*TO DO:* Output all records precisely as written.

"""

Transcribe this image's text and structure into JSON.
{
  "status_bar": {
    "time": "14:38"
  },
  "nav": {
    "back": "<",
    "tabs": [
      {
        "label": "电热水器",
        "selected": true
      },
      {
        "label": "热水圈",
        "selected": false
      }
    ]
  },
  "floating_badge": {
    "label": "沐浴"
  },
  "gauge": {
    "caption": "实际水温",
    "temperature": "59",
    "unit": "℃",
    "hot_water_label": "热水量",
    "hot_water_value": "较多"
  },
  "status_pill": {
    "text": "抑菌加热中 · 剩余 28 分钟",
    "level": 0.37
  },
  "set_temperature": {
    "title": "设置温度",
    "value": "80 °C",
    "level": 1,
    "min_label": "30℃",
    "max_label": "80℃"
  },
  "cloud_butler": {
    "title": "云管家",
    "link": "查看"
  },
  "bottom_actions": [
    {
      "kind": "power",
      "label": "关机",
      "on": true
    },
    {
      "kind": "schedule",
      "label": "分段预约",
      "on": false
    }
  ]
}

"""

*WRITTEN RESPONSE:*
Transcribe this image's text and structure into JSON.
{
  "status_bar": {
    "time": "14:38"
  },
  "nav": {
    "back": "<",
    "tabs": [
      {
        "label": "电热水器",
        "selected": true
      },
      {
        "label": "热水圈",
        "selected": false
      }
    ]
  },
  "floating_badge": {
    "label": "沐浴"
  },
  "gauge": {
    "caption": "实际水温",
    "temperature": "59",
    "unit": "℃",
    "hot_water_label": "热水量",
    "hot_water_value": "较多"
  },
  "status_pill": {
    "text": "抑菌加热中 · 剩余 28 分钟",
    "level": 0.37
  },
  "set_temperature": {
    "title": "设置温度",
    "value": "80 °C",
    "level": 1,
    "min_label": "30℃",
    "max_label": "80℃"
  },
  "cloud_butler": {
    "title": "云管家",
    "link": "查看"
  },
  "bottom_actions": [
    {
      "kind": "power",
      "label": "关机",
      "on": true
    },
    {
      "kind": "schedule",
      "label": "分段预约",
      "on": false
    }
  ]
}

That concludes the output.